Reproduce every record below exactly as written, but leave out any pictures.

# START OF ITEMS

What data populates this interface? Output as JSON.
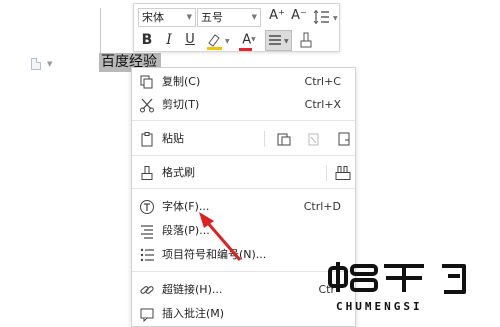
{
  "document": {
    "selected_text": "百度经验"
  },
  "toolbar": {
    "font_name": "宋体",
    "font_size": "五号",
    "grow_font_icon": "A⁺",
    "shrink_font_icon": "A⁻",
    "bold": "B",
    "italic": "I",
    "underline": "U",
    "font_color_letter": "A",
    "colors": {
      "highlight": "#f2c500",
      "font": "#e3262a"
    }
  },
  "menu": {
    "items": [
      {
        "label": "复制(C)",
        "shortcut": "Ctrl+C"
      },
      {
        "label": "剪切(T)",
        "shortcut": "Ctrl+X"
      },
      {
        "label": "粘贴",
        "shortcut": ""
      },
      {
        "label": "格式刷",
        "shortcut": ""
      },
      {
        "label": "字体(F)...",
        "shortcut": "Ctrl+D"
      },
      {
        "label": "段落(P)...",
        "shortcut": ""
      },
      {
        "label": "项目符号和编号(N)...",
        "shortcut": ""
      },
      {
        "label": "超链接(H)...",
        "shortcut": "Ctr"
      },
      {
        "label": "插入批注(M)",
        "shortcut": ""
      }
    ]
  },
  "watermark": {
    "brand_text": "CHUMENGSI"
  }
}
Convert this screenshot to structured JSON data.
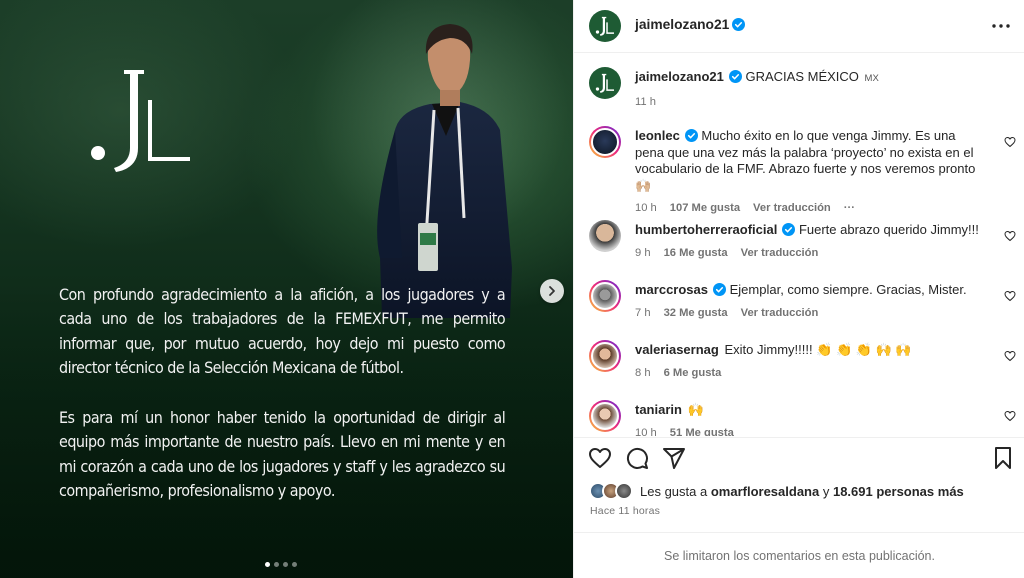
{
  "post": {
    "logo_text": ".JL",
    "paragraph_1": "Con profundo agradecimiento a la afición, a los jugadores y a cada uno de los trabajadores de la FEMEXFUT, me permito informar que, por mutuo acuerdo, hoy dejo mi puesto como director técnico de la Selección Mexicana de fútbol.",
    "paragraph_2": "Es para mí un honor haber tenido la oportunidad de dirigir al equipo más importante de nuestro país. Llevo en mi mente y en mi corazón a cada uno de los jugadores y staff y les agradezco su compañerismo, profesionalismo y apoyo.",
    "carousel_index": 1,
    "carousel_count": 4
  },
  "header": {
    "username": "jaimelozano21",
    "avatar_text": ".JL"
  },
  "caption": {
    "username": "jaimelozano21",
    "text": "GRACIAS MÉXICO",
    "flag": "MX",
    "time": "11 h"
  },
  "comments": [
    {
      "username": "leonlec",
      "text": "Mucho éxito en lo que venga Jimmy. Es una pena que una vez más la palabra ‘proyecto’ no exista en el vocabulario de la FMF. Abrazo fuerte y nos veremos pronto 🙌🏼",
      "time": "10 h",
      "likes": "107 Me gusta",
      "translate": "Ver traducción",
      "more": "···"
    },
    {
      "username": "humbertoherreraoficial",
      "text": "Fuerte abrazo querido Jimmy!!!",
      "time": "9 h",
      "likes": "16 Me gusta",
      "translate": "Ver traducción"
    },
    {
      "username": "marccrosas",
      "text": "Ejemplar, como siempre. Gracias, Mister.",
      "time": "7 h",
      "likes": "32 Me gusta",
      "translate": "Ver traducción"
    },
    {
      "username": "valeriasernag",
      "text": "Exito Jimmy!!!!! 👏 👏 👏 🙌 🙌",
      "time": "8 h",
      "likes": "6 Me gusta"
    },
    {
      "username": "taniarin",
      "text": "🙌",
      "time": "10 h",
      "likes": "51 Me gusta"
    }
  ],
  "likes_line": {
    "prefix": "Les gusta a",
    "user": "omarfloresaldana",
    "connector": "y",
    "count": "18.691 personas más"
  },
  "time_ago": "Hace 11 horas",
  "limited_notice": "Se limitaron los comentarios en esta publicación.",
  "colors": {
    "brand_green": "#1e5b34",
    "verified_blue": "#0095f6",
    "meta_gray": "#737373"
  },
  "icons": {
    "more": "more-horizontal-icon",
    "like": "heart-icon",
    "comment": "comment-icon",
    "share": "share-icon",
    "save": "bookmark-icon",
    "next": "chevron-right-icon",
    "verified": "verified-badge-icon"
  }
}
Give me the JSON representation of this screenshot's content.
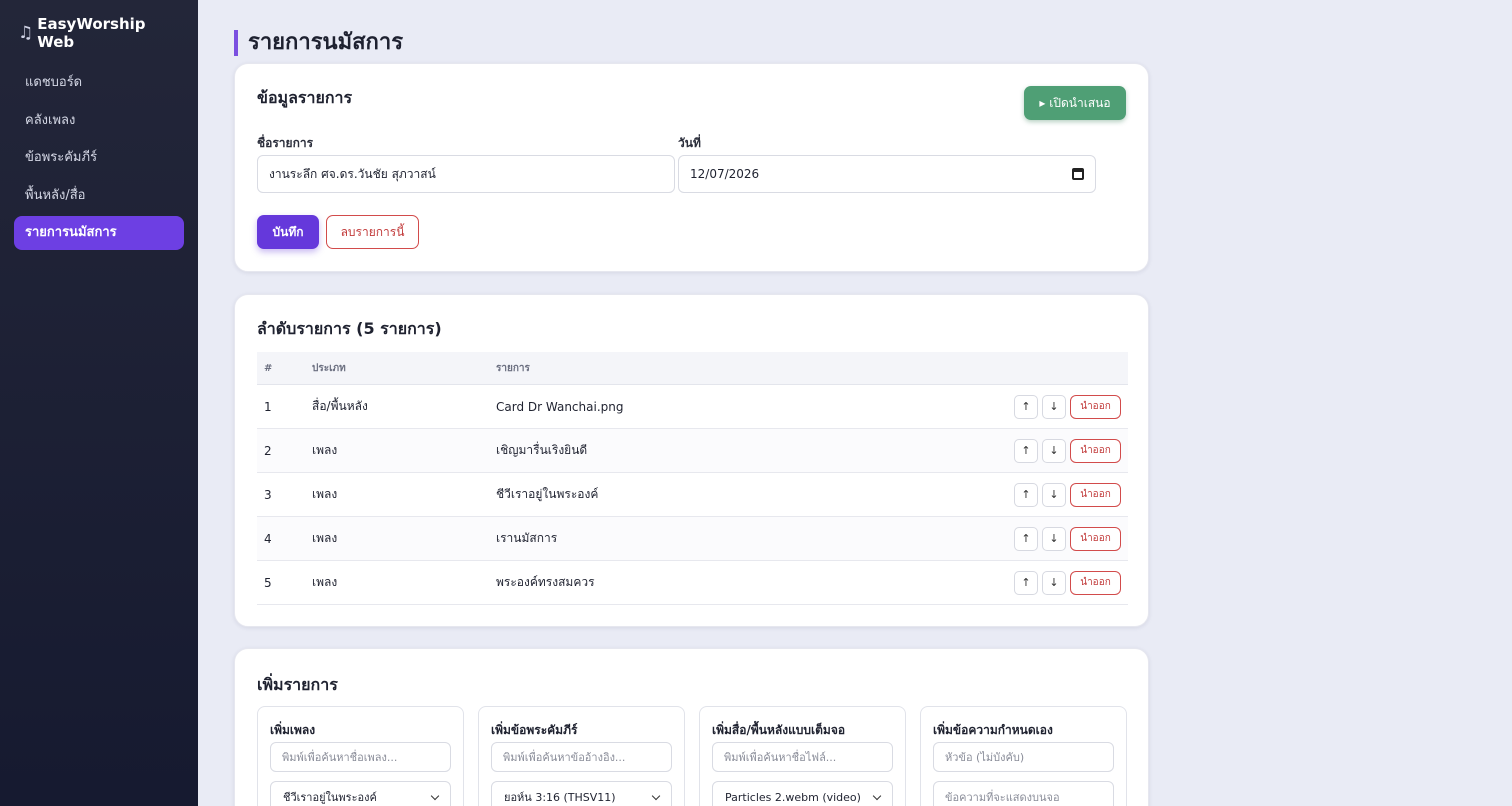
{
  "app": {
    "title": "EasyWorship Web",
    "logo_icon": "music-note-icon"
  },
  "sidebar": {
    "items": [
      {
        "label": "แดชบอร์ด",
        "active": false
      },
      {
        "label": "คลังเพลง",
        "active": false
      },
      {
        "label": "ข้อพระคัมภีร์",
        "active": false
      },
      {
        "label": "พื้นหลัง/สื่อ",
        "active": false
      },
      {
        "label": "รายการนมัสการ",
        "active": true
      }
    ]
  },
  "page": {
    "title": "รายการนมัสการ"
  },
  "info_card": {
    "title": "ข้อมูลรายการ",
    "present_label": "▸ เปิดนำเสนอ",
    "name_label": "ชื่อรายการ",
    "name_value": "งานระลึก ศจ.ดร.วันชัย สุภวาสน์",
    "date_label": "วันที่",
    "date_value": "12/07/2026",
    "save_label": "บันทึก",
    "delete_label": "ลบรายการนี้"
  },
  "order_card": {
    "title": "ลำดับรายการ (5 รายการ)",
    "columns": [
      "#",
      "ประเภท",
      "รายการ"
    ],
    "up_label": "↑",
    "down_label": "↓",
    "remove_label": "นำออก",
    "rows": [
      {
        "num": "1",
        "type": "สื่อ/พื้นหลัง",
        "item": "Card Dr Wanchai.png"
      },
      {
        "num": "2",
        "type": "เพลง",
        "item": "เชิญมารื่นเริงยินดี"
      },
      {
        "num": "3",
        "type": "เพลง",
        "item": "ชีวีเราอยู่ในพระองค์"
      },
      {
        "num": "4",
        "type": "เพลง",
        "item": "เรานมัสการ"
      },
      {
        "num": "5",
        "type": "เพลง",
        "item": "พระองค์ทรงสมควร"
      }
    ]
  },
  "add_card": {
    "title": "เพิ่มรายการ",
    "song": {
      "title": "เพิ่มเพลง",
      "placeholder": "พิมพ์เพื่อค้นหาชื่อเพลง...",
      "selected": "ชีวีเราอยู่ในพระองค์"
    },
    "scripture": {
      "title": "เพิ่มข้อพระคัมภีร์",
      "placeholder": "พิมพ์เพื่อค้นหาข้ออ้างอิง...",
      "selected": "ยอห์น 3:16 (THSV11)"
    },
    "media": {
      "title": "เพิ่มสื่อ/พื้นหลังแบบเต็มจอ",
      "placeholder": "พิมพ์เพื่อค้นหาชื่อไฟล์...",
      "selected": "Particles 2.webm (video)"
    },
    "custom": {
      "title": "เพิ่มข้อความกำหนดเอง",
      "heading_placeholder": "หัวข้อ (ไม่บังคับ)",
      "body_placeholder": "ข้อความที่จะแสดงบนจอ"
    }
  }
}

# END OF ITEMS

| RIGHT ANSWER |
What data populates this interface? Output as JSON.
{
  "document": {
    "selected_text": "百度经验"
  },
  "toolbar": {
    "font_name": "宋体",
    "font_size": "五号",
    "grow_font_icon": "A⁺",
    "shrink_font_icon": "A⁻",
    "bold": "B",
    "italic": "I",
    "underline": "U",
    "font_color_letter": "A",
    "colors": {
      "highlight": "#f2c500",
      "font": "#e3262a"
    }
  },
  "menu": {
    "items": [
      {
        "label": "复制(C)",
        "shortcut": "Ctrl+C"
      },
      {
        "label": "剪切(T)",
        "shortcut": "Ctrl+X"
      },
      {
        "label": "粘贴",
        "shortcut": ""
      },
      {
        "label": "格式刷",
        "shortcut": ""
      },
      {
        "label": "字体(F)...",
        "shortcut": "Ctrl+D"
      },
      {
        "label": "段落(P)...",
        "shortcut": ""
      },
      {
        "label": "项目符号和编号(N)...",
        "shortcut": ""
      },
      {
        "label": "超链接(H)...",
        "shortcut": "Ctr"
      },
      {
        "label": "插入批注(M)",
        "shortcut": ""
      }
    ]
  },
  "watermark": {
    "brand_text": "CHUMENGSI"
  }
}
Convert this screenshot to structured JSON data.
{
  "post": {
    "logo_text": ".JL",
    "paragraph_1": "Con profundo agradecimiento a la afición, a los jugadores y a cada uno de los trabajadores de la FEMEXFUT, me permito informar que, por mutuo acuerdo, hoy dejo mi puesto como director técnico de la Selección Mexicana de fútbol.",
    "paragraph_2": "Es para mí un honor haber tenido la oportunidad de dirigir al equipo más importante de nuestro país. Llevo en mi mente y en mi corazón a cada uno de los jugadores y staff y les agradezco su compañerismo, profesionalismo y apoyo.",
    "carousel_index": 1,
    "carousel_count": 4
  },
  "header": {
    "username": "jaimelozano21",
    "avatar_text": ".JL"
  },
  "caption": {
    "username": "jaimelozano21",
    "text": "GRACIAS MÉXICO",
    "flag": "MX",
    "time": "11 h"
  },
  "comments": [
    {
      "username": "leonlec",
      "text": "Mucho éxito en lo que venga Jimmy. Es una pena que una vez más la palabra ‘proyecto’ no exista en el vocabulario de la FMF. Abrazo fuerte y nos veremos pronto 🙌🏼",
      "time": "10 h",
      "likes": "107 Me gusta",
      "translate": "Ver traducción",
      "more": "···"
    },
    {
      "username": "humbertoherreraoficial",
      "text": "Fuerte abrazo querido Jimmy!!!",
      "time": "9 h",
      "likes": "16 Me gusta",
      "translate": "Ver traducción"
    },
    {
      "username": "marccrosas",
      "text": "Ejemplar, como siempre. Gracias, Mister.",
      "time": "7 h",
      "likes": "32 Me gusta",
      "translate": "Ver traducción"
    },
    {
      "username": "valeriasernag",
      "text": "Exito Jimmy!!!!! 👏 👏 👏 🙌 🙌",
      "time": "8 h",
      "likes": "6 Me gusta"
    },
    {
      "username": "taniarin",
      "text": "🙌",
      "time": "10 h",
      "likes": "51 Me gusta"
    }
  ],
  "likes_line": {
    "prefix": "Les gusta a",
    "user": "omarfloresaldana",
    "connector": "y",
    "count": "18.691 personas más"
  },
  "time_ago": "Hace 11 horas",
  "limited_notice": "Se limitaron los comentarios en esta publicación.",
  "colors": {
    "brand_green": "#1e5b34",
    "verified_blue": "#0095f6",
    "meta_gray": "#737373"
  },
  "icons": {
    "more": "more-horizontal-icon",
    "like": "heart-icon",
    "comment": "comment-icon",
    "share": "share-icon",
    "save": "bookmark-icon",
    "next": "chevron-right-icon",
    "verified": "verified-badge-icon"
  }
}
Give me the JSON representation of this screenshot's content.
{
  "app": {
    "title": "EasyWorship Web",
    "logo_icon": "music-note-icon"
  },
  "sidebar": {
    "items": [
      {
        "label": "แดชบอร์ด",
        "active": false
      },
      {
        "label": "คลังเพลง",
        "active": false
      },
      {
        "label": "ข้อพระคัมภีร์",
        "active": false
      },
      {
        "label": "พื้นหลัง/สื่อ",
        "active": false
      },
      {
        "label": "รายการนมัสการ",
        "active": true
      }
    ]
  },
  "page": {
    "title": "รายการนมัสการ"
  },
  "info_card": {
    "title": "ข้อมูลรายการ",
    "present_label": "▸ เปิดนำเสนอ",
    "name_label": "ชื่อรายการ",
    "name_value": "งานระลึก ศจ.ดร.วันชัย สุภวาสน์",
    "date_label": "วันที่",
    "date_value": "12/07/2026",
    "save_label": "บันทึก",
    "delete_label": "ลบรายการนี้"
  },
  "order_card": {
    "title": "ลำดับรายการ (5 รายการ)",
    "columns": [
      "#",
      "ประเภท",
      "รายการ"
    ],
    "up_label": "↑",
    "down_label": "↓",
    "remove_label": "นำออก",
    "rows": [
      {
        "num": "1",
        "type": "สื่อ/พื้นหลัง",
        "item": "Card Dr Wanchai.png"
      },
      {
        "num": "2",
        "type": "เพลง",
        "item": "เชิญมารื่นเริงยินดี"
      },
      {
        "num": "3",
        "type": "เพลง",
        "item": "ชีวีเราอยู่ในพระองค์"
      },
      {
        "num": "4",
        "type": "เพลง",
        "item": "เรานมัสการ"
      },
      {
        "num": "5",
        "type": "เพลง",
        "item": "พระองค์ทรงสมควร"
      }
    ]
  },
  "add_card": {
    "title": "เพิ่มรายการ",
    "song": {
      "title": "เพิ่มเพลง",
      "placeholder": "พิมพ์เพื่อค้นหาชื่อเพลง...",
      "selected": "ชีวีเราอยู่ในพระองค์"
    },
    "scripture": {
      "title": "เพิ่มข้อพระคัมภีร์",
      "placeholder": "พิมพ์เพื่อค้นหาข้ออ้างอิง...",
      "selected": "ยอห์น 3:16 (THSV11)"
    },
    "media": {
      "title": "เพิ่มสื่อ/พื้นหลังแบบเต็มจอ",
      "placeholder": "พิมพ์เพื่อค้นหาชื่อไฟล์...",
      "selected": "Particles 2.webm (video)"
    },
    "custom": {
      "title": "เพิ่มข้อความกำหนดเอง",
      "heading_placeholder": "หัวข้อ (ไม่บังคับ)",
      "body_placeholder": "ข้อความที่จะแสดงบนจอ"
    }
  }
}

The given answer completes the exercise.